Some records
____

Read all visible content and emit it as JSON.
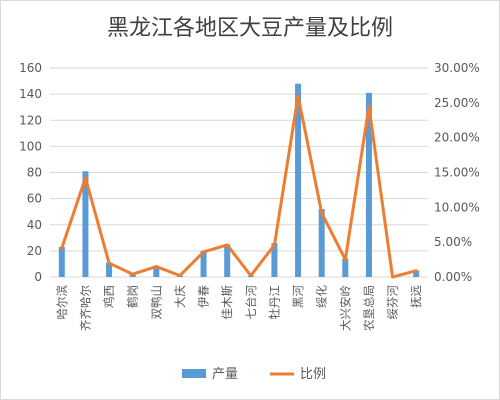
{
  "chart_data": {
    "type": "bar",
    "title": "黑龙江各地区大豆产量及比例",
    "categories": [
      "哈尔滨",
      "齐齐哈尔",
      "鸡西",
      "鹤岗",
      "双鸭山",
      "大庆",
      "伊春",
      "佳木斯",
      "七台河",
      "牡丹江",
      "黑河",
      "绥化",
      "大兴安岭",
      "农垦总局",
      "绥芬河",
      "抚远"
    ],
    "series": [
      {
        "name": "产量",
        "type": "bar",
        "axis": "left",
        "color": "#5b9bd5",
        "values": [
          23,
          81,
          11,
          2,
          8,
          1,
          20,
          25,
          1,
          26,
          148,
          52,
          14,
          141,
          0,
          5
        ]
      },
      {
        "name": "比例",
        "type": "line",
        "axis": "right",
        "color": "#ed7d31",
        "values": [
          0.0415,
          0.1425,
          0.02,
          0.004,
          0.015,
          0.002,
          0.036,
          0.046,
          0.002,
          0.046,
          0.26,
          0.092,
          0.025,
          0.245,
          0.0,
          0.009
        ]
      }
    ],
    "y_left": {
      "min": 0,
      "max": 160,
      "step": 20,
      "ticks": [
        "0",
        "20",
        "40",
        "60",
        "80",
        "100",
        "120",
        "140",
        "160"
      ]
    },
    "y_right": {
      "min": 0,
      "max": 0.3,
      "step": 0.05,
      "ticks": [
        "0.00%",
        "5.00%",
        "10.00%",
        "15.00%",
        "20.00%",
        "25.00%",
        "30.00%"
      ]
    },
    "grid": true,
    "legend_position": "bottom"
  },
  "legend": {
    "items": [
      {
        "label": "产量",
        "color": "#5b9bd5",
        "kind": "bar"
      },
      {
        "label": "比例",
        "color": "#ed7d31",
        "kind": "line"
      }
    ]
  }
}
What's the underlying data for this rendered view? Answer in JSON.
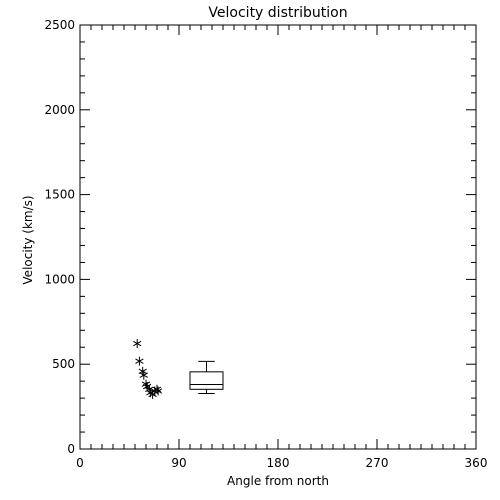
{
  "chart_data": {
    "type": "scatter",
    "title": "Velocity distribution",
    "xlabel": "Angle from north",
    "ylabel": "Velocity (km/s)",
    "xlim": [
      0,
      360
    ],
    "ylim": [
      0,
      2500
    ],
    "xticks": [
      0,
      90,
      180,
      270,
      360
    ],
    "yticks": [
      0,
      500,
      1000,
      1500,
      2000,
      2500
    ],
    "grid": false,
    "points": [
      {
        "x": 52,
        "y": 622
      },
      {
        "x": 54,
        "y": 518
      },
      {
        "x": 57,
        "y": 458
      },
      {
        "x": 58,
        "y": 435
      },
      {
        "x": 60,
        "y": 382
      },
      {
        "x": 61,
        "y": 368
      },
      {
        "x": 63,
        "y": 352
      },
      {
        "x": 64,
        "y": 332
      },
      {
        "x": 66,
        "y": 322
      },
      {
        "x": 68,
        "y": 342
      },
      {
        "x": 70,
        "y": 352
      },
      {
        "x": 71,
        "y": 342
      }
    ],
    "boxplot": {
      "x_center": 115,
      "x_halfwidth": 15,
      "min": 327,
      "q1": 352,
      "median": 380,
      "q3": 455,
      "max": 517
    }
  }
}
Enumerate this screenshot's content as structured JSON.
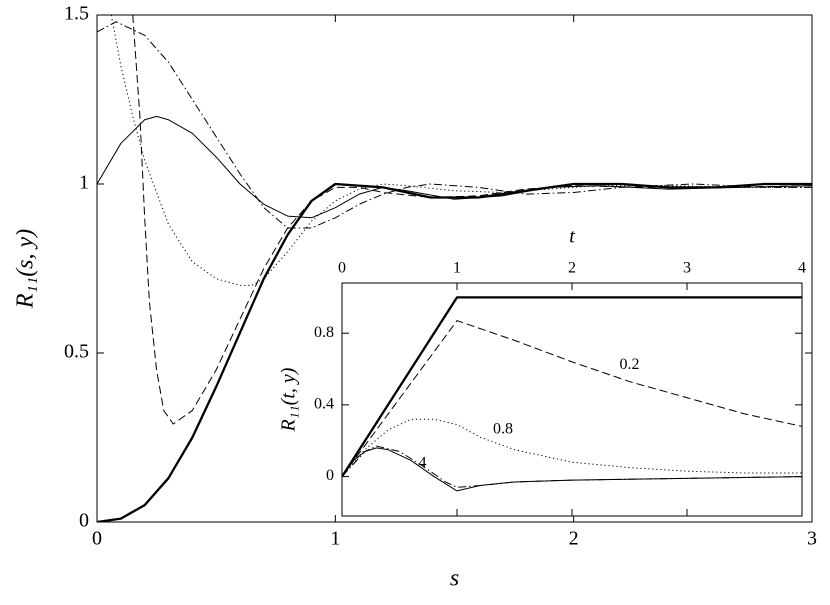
{
  "chart_data": [
    {
      "type": "line",
      "xlabel": "s",
      "ylabel": "R₁₁(s, y)",
      "xlim": [
        0,
        3
      ],
      "ylim": [
        0,
        1.5
      ],
      "xticks": [
        0,
        1,
        2,
        3
      ],
      "yticks": [
        0,
        0.5,
        1,
        1.5
      ],
      "series": [
        {
          "color": "#000",
          "style": "thick",
          "x": [
            0,
            0.1,
            0.2,
            0.3,
            0.4,
            0.5,
            0.6,
            0.7,
            0.8,
            0.9,
            1,
            1.2,
            1.4,
            1.6,
            1.8,
            2,
            2.2,
            2.4,
            2.6,
            2.8,
            3
          ],
          "values": [
            0,
            0.01,
            0.05,
            0.13,
            0.25,
            0.4,
            0.56,
            0.72,
            0.85,
            0.95,
            1.0,
            0.99,
            0.96,
            0.96,
            0.98,
            1.0,
            1.0,
            0.99,
            0.99,
            1.0,
            1.0
          ]
        },
        {
          "color": "#000",
          "style": "solid",
          "x": [
            0,
            0.1,
            0.2,
            0.25,
            0.3,
            0.4,
            0.5,
            0.6,
            0.7,
            0.8,
            0.9,
            1.0,
            1.1,
            1.2,
            1.3,
            1.5,
            1.7,
            1.9,
            2.1,
            2.4,
            2.7,
            3
          ],
          "values": [
            1.0,
            1.12,
            1.19,
            1.2,
            1.19,
            1.15,
            1.08,
            1.0,
            0.94,
            0.905,
            0.9,
            0.93,
            0.97,
            0.99,
            0.98,
            0.955,
            0.965,
            0.99,
            0.995,
            0.985,
            0.99,
            0.995
          ]
        },
        {
          "color": "#000",
          "style": "dashed",
          "x": [
            0.15,
            0.18,
            0.2,
            0.22,
            0.25,
            0.28,
            0.32,
            0.4,
            0.5,
            0.6,
            0.7,
            0.8,
            0.9,
            1.0,
            1.1,
            1.2,
            1.4,
            1.6,
            1.8,
            2,
            2.3,
            2.6,
            3
          ],
          "values": [
            1.5,
            1.2,
            0.9,
            0.65,
            0.45,
            0.33,
            0.29,
            0.33,
            0.45,
            0.6,
            0.75,
            0.87,
            0.95,
            0.99,
            0.99,
            0.975,
            0.96,
            0.965,
            0.985,
            0.995,
            0.99,
            0.99,
            0.995
          ]
        },
        {
          "color": "#000",
          "style": "dotted",
          "x": [
            0.06,
            0.1,
            0.15,
            0.2,
            0.3,
            0.4,
            0.5,
            0.6,
            0.65,
            0.7,
            0.8,
            0.9,
            1.0,
            1.1,
            1.2,
            1.3,
            1.5,
            1.7,
            1.9,
            2.1,
            2.4,
            2.7,
            3
          ],
          "values": [
            1.5,
            1.35,
            1.2,
            1.07,
            0.88,
            0.77,
            0.72,
            0.7,
            0.7,
            0.72,
            0.8,
            0.89,
            0.95,
            0.985,
            1.0,
            0.995,
            0.98,
            0.975,
            0.985,
            0.995,
            0.995,
            0.99,
            0.99
          ]
        },
        {
          "color": "#000",
          "style": "dashdot",
          "x": [
            0,
            0.08,
            0.2,
            0.3,
            0.4,
            0.5,
            0.6,
            0.7,
            0.8,
            0.9,
            1.0,
            1.1,
            1.2,
            1.3,
            1.4,
            1.6,
            1.8,
            2.0,
            2.2,
            2.5,
            2.8,
            3
          ],
          "values": [
            1.45,
            1.48,
            1.44,
            1.36,
            1.25,
            1.14,
            1.03,
            0.93,
            0.87,
            0.87,
            0.9,
            0.94,
            0.97,
            0.99,
            1.0,
            0.99,
            0.97,
            0.975,
            0.99,
            1.0,
            0.99,
            0.99
          ]
        }
      ]
    },
    {
      "type": "line",
      "xlabel": "t",
      "ylabel": "R₁₁(t, y)",
      "xlim": [
        0,
        4
      ],
      "ylim": [
        -0.22,
        1.08
      ],
      "xticks": [
        0,
        1,
        2,
        3,
        4
      ],
      "yticks": [
        0,
        0.4,
        0.8
      ],
      "annotations": [
        "0.2",
        "0.8",
        "4"
      ],
      "series": [
        {
          "color": "#000",
          "style": "thick",
          "x": [
            0,
            1,
            4
          ],
          "values": [
            0,
            1,
            1
          ]
        },
        {
          "color": "#000",
          "style": "dashed",
          "x": [
            0,
            1,
            1.5,
            2,
            2.5,
            3,
            3.5,
            4
          ],
          "values": [
            0,
            0.87,
            0.76,
            0.64,
            0.53,
            0.44,
            0.35,
            0.28
          ]
        },
        {
          "color": "#000",
          "style": "dotted",
          "x": [
            0,
            0.2,
            0.4,
            0.6,
            0.8,
            1.0,
            1.2,
            1.5,
            2,
            2.5,
            3,
            3.5,
            4
          ],
          "values": [
            0,
            0.15,
            0.26,
            0.32,
            0.32,
            0.29,
            0.22,
            0.15,
            0.08,
            0.05,
            0.03,
            0.02,
            0.02
          ]
        },
        {
          "color": "#000",
          "style": "dashdot",
          "x": [
            0,
            0.2,
            0.3,
            0.5,
            0.7,
            0.9,
            1,
            1.2,
            1.5,
            2,
            3,
            4
          ],
          "values": [
            0,
            0.14,
            0.17,
            0.14,
            0.06,
            -0.03,
            -0.06,
            -0.05,
            -0.03,
            -0.02,
            -0.01,
            0
          ]
        },
        {
          "color": "#000",
          "style": "solid",
          "x": [
            0,
            0.1,
            0.2,
            0.3,
            0.4,
            0.6,
            0.8,
            1.0,
            1.2,
            1.5,
            2,
            3,
            4
          ],
          "values": [
            0,
            0.09,
            0.14,
            0.16,
            0.15,
            0.09,
            0.0,
            -0.08,
            -0.05,
            -0.03,
            -0.02,
            -0.01,
            0
          ]
        }
      ]
    }
  ]
}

____

= Stated exercise =
Copy out each line of the listing that holds "xlabel".

= Written response =
    "xlabel": "Angle from north",
      "xlabel": "s",
      "xlabel": "t",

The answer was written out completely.